(Records from a collection)
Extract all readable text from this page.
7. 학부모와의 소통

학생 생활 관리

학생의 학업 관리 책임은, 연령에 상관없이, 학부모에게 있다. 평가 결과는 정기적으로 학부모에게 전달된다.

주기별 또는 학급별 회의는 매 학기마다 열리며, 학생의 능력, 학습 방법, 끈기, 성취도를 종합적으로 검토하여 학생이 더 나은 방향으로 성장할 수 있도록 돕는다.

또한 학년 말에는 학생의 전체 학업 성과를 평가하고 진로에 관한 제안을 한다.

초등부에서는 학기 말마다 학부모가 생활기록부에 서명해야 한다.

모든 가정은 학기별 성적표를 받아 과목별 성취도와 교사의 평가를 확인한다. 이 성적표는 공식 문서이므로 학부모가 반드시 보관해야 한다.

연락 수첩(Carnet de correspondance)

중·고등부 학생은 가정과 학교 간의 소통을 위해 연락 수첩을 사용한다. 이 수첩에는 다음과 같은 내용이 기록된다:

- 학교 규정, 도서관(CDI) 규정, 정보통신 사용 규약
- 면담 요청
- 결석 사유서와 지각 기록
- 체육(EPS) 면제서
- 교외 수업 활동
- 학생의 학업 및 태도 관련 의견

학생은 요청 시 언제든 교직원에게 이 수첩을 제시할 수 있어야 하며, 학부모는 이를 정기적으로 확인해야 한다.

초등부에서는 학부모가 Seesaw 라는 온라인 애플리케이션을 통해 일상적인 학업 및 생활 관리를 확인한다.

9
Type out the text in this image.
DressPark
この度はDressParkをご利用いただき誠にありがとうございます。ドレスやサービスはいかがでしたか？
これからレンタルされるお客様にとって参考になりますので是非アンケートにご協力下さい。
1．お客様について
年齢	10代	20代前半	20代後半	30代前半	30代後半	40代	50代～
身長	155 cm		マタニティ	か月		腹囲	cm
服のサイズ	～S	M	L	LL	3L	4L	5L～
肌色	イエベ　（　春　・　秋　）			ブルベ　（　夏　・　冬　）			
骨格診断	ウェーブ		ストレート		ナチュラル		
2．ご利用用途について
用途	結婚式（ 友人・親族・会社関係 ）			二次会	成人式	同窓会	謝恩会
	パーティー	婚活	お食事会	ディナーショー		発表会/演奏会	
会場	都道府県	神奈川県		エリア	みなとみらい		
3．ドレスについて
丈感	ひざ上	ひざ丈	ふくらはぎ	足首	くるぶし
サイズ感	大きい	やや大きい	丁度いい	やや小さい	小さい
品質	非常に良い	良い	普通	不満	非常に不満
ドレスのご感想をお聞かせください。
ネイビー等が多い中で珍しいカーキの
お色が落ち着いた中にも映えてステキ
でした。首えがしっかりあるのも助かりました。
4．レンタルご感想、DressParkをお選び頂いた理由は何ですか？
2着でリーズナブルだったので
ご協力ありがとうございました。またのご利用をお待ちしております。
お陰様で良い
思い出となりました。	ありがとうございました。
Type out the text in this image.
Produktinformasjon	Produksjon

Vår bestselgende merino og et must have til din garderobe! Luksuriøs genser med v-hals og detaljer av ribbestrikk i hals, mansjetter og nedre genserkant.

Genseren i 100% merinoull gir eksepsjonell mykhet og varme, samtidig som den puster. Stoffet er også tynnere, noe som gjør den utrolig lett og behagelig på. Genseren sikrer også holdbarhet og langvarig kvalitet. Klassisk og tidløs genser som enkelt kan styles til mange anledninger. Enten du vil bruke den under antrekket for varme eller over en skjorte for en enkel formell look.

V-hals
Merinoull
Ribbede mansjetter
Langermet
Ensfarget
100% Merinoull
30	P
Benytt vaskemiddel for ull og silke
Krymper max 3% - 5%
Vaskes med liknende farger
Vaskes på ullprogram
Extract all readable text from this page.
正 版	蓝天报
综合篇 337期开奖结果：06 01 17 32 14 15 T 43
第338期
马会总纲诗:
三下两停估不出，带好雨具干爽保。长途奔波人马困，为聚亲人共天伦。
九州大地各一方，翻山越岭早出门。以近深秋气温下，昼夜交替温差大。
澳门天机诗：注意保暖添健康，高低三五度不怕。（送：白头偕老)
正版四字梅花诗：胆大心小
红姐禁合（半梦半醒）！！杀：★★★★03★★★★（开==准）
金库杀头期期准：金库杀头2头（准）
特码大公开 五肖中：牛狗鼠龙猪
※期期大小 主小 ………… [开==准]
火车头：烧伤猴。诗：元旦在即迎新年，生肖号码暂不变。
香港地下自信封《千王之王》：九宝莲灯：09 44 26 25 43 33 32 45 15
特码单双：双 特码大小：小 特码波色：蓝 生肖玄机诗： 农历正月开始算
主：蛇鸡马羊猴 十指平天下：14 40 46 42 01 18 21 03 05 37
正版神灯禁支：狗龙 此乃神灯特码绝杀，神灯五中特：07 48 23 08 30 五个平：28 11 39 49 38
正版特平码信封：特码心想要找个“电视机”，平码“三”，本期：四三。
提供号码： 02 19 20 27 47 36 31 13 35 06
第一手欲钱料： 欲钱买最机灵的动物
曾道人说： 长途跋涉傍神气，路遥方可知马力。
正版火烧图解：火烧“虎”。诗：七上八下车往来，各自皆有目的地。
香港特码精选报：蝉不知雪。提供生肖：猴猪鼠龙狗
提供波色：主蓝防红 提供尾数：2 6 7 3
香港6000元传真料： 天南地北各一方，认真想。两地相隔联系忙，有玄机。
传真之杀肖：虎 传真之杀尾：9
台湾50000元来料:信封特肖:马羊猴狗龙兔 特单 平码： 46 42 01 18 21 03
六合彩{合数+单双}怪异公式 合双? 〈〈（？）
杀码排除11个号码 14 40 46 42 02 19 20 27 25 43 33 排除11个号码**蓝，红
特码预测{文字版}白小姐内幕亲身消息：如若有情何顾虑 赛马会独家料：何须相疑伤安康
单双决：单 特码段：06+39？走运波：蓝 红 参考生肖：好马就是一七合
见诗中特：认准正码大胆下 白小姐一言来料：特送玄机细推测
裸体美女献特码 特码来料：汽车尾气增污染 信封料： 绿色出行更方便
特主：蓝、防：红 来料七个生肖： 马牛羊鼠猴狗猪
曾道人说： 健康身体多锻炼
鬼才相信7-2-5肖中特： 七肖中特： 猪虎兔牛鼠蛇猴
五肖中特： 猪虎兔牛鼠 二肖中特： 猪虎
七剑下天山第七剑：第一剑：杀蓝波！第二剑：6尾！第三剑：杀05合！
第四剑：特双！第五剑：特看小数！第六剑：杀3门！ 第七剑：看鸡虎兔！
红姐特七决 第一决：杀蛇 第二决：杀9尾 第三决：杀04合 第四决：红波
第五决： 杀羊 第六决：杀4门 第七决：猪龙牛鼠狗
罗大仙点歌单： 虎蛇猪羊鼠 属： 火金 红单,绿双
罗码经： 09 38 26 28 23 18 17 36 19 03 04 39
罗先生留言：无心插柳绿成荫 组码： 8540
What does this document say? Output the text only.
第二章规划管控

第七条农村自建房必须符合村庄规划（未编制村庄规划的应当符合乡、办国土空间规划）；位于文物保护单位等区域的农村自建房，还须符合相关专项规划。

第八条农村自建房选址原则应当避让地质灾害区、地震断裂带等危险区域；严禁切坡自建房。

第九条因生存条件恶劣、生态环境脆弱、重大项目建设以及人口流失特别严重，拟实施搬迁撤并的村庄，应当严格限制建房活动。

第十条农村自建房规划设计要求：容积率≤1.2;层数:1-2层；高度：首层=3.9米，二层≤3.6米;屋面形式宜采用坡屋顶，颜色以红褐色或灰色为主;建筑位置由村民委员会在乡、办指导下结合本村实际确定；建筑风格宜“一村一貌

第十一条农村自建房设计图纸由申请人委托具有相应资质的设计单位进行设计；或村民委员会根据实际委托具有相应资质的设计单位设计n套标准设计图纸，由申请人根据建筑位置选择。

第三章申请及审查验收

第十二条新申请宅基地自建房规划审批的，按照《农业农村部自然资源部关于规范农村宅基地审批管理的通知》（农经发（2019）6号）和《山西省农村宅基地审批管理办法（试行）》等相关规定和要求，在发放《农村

__Given exercise__:
How many lines of the data hold the string "확인한다"? Reply with the number alone.

__The response__:
2